GOAL OF THE EXERCISE — Work out the number of lines in the listing that include the string "ЭУМК". Reply with that number alone.

Stored records
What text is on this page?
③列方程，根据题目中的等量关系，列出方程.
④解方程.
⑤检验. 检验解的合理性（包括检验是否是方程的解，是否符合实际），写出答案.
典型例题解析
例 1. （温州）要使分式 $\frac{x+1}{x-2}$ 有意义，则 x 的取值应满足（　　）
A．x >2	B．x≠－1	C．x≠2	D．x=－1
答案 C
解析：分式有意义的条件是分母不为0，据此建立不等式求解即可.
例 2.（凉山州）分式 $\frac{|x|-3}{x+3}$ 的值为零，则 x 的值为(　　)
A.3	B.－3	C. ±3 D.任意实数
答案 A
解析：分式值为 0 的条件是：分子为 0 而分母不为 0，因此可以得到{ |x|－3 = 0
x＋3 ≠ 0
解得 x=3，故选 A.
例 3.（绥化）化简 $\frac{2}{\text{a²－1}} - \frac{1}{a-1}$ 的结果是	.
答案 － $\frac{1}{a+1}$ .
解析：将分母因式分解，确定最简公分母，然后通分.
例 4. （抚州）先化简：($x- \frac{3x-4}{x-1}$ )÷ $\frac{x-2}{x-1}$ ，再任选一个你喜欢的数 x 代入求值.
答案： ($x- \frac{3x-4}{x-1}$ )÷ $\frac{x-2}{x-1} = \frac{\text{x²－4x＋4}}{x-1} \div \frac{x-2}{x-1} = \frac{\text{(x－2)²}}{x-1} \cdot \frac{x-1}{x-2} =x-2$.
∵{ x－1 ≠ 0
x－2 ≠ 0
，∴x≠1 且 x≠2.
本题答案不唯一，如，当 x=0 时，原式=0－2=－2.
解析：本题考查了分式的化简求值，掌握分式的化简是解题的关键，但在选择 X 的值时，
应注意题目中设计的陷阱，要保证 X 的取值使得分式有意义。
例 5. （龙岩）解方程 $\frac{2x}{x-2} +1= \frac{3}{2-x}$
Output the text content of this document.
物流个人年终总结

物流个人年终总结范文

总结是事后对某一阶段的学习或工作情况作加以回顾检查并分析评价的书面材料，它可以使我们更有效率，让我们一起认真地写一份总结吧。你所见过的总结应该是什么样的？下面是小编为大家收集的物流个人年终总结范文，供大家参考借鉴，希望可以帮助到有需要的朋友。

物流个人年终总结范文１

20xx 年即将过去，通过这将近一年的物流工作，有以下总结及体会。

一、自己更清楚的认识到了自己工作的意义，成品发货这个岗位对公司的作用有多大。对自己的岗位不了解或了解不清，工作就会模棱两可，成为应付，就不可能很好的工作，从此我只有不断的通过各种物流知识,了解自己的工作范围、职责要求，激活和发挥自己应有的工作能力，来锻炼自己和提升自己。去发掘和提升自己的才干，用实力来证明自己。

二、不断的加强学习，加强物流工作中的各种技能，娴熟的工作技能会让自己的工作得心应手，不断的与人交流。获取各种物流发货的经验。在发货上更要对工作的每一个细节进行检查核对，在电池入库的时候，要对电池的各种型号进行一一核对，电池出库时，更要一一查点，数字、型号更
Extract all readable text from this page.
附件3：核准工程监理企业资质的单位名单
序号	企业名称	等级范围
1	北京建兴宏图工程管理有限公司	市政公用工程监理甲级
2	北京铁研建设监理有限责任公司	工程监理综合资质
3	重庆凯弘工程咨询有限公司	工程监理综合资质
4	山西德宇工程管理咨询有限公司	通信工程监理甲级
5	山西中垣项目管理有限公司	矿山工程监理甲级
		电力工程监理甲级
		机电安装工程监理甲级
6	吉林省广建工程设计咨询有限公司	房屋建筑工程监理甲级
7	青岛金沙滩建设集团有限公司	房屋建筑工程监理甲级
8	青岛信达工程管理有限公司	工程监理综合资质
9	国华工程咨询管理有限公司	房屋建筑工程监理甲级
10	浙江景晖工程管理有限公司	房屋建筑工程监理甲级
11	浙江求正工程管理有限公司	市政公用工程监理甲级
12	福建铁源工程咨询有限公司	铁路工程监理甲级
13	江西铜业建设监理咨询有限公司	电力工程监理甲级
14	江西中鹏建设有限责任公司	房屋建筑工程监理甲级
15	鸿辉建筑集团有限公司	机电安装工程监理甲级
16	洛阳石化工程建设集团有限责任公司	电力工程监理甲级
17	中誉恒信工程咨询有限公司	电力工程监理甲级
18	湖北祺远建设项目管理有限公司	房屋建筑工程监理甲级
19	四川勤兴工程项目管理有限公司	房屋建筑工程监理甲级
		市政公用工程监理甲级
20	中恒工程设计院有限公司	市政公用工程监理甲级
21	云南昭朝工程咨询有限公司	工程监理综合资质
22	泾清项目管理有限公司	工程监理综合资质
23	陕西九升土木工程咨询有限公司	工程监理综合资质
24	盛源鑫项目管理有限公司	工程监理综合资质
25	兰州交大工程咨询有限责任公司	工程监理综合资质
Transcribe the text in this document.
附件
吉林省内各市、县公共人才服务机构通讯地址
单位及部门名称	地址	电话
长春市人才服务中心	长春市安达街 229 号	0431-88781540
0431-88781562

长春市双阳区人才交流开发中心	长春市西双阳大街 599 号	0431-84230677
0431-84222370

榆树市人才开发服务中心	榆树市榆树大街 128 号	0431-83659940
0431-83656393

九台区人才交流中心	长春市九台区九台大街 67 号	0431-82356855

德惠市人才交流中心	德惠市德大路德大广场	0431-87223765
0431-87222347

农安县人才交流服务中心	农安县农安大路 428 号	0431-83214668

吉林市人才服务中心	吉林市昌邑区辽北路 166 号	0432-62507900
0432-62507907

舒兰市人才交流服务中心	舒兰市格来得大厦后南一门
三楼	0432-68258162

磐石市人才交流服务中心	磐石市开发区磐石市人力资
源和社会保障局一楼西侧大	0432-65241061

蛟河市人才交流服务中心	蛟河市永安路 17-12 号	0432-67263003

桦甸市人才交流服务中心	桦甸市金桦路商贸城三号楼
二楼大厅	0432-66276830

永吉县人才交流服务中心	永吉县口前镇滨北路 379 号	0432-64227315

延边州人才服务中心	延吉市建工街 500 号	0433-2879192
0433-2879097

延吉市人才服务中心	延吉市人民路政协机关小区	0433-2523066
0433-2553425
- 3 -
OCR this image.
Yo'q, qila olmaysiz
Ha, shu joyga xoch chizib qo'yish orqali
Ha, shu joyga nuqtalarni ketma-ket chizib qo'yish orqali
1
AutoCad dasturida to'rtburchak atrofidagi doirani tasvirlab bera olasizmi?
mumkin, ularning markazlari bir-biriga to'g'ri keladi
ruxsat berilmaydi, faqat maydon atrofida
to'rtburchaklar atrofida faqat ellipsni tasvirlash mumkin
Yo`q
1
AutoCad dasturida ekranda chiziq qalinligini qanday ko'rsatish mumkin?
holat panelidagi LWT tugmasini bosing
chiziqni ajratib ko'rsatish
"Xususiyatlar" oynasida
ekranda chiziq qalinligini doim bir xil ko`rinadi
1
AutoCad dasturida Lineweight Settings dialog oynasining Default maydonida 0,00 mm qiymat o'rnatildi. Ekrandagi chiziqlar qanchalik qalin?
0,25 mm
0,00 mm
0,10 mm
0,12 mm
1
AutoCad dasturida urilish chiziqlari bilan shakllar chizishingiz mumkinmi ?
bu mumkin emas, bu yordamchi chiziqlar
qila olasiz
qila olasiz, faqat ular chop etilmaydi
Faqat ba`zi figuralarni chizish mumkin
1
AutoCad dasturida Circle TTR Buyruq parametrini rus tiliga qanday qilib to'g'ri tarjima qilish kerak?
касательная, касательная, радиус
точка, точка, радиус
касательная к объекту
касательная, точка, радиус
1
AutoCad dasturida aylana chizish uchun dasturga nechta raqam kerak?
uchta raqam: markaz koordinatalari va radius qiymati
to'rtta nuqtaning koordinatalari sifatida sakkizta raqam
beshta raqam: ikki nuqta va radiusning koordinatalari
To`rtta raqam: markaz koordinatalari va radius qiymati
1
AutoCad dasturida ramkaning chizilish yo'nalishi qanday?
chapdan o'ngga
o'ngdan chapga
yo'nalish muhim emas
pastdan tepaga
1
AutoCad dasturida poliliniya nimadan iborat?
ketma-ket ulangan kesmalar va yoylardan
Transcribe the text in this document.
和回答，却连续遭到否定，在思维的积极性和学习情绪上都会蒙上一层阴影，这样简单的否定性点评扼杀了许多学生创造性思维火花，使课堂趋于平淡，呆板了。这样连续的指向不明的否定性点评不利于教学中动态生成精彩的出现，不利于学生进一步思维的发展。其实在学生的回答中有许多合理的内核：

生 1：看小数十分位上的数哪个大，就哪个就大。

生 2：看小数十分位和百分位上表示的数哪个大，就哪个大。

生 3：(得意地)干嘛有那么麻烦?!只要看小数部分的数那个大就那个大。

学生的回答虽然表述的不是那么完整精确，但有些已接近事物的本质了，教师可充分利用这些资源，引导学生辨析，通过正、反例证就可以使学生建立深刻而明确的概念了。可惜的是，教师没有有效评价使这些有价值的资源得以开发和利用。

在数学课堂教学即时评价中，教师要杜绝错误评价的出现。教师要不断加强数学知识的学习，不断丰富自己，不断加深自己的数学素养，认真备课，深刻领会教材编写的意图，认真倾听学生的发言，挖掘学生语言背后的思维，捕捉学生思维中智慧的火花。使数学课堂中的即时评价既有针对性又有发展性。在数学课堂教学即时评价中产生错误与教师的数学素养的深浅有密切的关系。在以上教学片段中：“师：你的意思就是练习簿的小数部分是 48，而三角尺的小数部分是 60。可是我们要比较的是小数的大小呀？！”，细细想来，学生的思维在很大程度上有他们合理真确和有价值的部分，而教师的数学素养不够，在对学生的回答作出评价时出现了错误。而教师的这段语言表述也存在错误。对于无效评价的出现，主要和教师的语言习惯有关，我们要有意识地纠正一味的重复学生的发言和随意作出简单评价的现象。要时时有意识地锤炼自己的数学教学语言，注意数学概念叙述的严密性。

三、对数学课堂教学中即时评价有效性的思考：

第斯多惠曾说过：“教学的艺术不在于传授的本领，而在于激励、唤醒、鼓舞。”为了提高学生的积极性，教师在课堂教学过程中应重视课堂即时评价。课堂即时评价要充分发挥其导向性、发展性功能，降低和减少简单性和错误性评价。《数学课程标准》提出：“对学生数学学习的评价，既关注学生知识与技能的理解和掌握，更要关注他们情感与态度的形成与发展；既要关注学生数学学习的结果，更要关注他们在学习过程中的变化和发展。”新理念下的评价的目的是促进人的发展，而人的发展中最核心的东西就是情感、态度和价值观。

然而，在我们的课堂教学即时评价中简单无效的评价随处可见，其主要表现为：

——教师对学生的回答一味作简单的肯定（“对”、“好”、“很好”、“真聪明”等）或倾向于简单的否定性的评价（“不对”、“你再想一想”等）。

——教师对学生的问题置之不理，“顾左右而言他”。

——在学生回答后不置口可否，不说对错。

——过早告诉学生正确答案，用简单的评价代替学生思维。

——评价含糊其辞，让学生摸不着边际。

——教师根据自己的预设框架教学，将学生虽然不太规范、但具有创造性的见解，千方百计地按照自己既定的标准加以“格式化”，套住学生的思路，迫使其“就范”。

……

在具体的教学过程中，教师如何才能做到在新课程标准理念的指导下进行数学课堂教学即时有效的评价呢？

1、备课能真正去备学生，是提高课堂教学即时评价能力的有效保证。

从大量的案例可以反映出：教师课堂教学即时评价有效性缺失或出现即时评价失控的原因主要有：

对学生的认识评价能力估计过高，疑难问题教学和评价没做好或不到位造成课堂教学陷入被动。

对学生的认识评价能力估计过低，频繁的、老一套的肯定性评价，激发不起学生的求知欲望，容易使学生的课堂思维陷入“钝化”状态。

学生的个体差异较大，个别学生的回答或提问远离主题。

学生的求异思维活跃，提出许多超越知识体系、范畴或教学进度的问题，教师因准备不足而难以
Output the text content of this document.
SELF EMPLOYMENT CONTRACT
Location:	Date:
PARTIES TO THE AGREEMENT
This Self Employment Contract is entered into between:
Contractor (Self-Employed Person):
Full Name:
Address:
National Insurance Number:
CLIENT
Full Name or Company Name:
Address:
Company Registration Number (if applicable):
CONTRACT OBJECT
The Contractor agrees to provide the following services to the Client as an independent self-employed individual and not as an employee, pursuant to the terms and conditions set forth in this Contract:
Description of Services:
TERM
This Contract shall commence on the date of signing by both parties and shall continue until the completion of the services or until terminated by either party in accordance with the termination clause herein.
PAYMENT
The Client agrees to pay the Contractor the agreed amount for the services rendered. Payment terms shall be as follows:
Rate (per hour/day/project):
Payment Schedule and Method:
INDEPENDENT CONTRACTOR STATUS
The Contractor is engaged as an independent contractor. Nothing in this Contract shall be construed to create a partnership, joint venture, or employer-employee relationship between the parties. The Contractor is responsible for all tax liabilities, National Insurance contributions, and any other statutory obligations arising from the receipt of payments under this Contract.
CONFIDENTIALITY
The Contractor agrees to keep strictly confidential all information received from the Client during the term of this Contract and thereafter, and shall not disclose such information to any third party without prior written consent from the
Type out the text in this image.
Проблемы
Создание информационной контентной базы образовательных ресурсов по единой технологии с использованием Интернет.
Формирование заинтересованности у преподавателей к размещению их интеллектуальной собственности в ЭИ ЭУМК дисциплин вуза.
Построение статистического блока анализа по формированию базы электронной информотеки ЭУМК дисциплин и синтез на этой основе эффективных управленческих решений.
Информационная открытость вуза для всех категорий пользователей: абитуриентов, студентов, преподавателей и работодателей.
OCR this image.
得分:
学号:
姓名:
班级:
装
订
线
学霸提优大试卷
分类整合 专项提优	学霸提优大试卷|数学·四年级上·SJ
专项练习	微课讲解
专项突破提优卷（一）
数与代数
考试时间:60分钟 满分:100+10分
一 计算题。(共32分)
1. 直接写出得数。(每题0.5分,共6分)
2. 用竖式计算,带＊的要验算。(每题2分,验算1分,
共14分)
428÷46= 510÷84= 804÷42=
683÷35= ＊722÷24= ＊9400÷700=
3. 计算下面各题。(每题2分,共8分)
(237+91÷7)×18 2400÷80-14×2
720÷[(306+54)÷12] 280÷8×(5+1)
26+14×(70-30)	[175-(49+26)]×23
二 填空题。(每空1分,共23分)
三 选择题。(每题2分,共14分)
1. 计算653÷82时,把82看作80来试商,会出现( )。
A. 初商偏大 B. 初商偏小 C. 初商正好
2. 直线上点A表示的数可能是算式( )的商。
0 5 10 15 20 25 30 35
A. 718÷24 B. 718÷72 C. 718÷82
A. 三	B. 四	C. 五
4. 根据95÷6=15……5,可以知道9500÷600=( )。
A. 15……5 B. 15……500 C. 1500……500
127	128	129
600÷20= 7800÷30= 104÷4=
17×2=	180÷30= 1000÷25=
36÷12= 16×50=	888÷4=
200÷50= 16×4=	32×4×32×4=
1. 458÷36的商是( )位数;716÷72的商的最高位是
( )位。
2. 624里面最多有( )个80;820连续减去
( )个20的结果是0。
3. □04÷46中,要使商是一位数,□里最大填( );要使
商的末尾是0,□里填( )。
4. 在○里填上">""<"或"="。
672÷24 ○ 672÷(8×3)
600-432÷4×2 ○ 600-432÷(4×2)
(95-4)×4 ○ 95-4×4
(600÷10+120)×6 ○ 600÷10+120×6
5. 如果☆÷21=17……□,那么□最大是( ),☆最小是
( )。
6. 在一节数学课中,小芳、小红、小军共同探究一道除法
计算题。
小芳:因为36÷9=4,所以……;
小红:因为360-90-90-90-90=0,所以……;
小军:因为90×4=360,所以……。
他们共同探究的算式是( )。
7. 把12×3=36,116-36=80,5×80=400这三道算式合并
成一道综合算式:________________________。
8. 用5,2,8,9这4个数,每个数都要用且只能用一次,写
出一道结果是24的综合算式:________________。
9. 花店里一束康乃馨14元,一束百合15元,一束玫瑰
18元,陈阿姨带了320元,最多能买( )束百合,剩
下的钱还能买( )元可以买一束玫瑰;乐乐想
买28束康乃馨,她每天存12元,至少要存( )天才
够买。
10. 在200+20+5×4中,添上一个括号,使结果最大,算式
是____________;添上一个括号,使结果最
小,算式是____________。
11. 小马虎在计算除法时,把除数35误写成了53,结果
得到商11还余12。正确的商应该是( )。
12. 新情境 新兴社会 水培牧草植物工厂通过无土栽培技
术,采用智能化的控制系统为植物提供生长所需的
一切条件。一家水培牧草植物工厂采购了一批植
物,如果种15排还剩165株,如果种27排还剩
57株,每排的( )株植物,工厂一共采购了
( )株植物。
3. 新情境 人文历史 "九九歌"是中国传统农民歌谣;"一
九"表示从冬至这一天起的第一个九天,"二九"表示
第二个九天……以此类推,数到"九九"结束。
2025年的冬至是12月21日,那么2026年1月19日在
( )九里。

REPLY TO THE EXERCISE — 2